**Liste des consignes:**
a) Selon l'extrait ci-dessous, pourquoi les juristes attachés aux garanties des accusés ont-ils du mal à maîtriser la nouvelle sorcellerie ? Répondez en une à trois phrases.
b) D'après l'extrait ci-dessous, avec la pensée de quel auteur le traité de Vignate entretient-il plus probablement un dialogue critique ?
c) Relevez tous les noms de personnes mentionnés dans l'extrait ci-dessous.

**Extrait du document:**
32Même dévitalisée dans le cadre critique du Tractatus de haeresis de Vignate, la nouvelle sorcellerie conserve certains traits caractéristiques du crimen exceptum et de l’exception, à commencer par la violation des lois de la nature. D’où la difficulté, pour les juristes attachés au respect des garanties protégeant plus ou moins les accusés contre les « excès » de la procédure d’enquête criminelle, à maîtriser ce nouveau crime en partie construit et imaginé par des théologiens.
33En sorte que ce discours de résistance n’est sans doute audible et même viable que dans un contexte où la pression démonologique n’est pas trop forte ; une situation où le sabbat est davantage appréhendé comme une virtualité que comme une réalité. En ce sens, l’hypothèse prudemment avancée par Matteo Duni selon laquelle le traité de Vignate constituerait une réplique indirecte ou même directe à la pensée réaliste d’un théologien bourguignon comme Nicolas Jacquier nous semble fragile58. Si dialogue critique il y a, c’est sans doute bien davantage avec la pensée plus « souple » et plus proche géographiquement d’un Girolamo Visconti.

**Données fournies:**
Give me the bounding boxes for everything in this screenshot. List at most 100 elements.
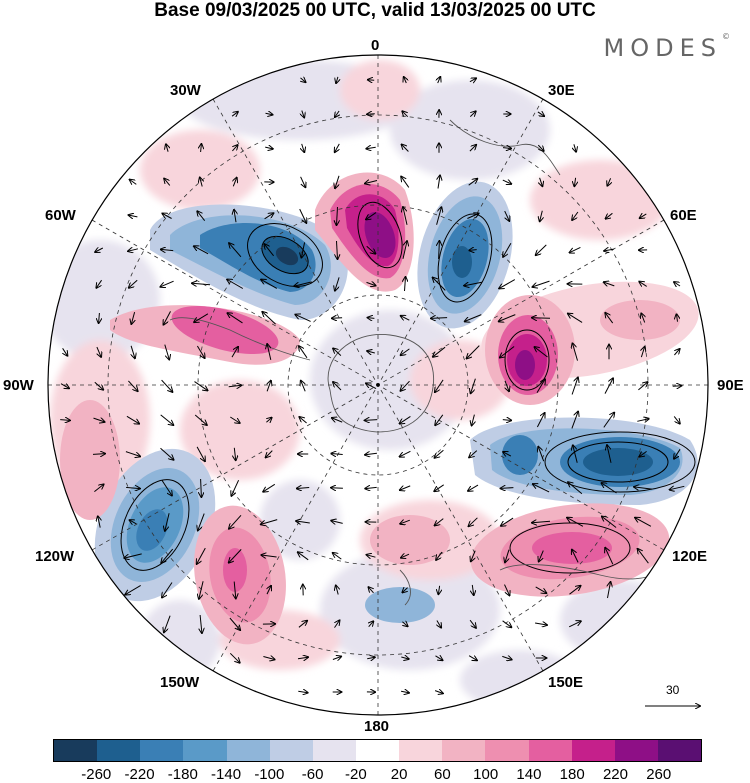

**Corrigés complets:**
a) Même dévitalisée dans le traité de Vignate, la nouvelle sorcellerie conserve des traits du crimen exceptum et de l'exception, à commencer par la violation des lois de la nature. De plus, ce crime a été en partie construit et imaginé par des théologiens.

b) Avec la pensée de Girolamo Visconti.

c) Vignate, Matteo Duni, Nicolas Jacquier, Girolamo Visconti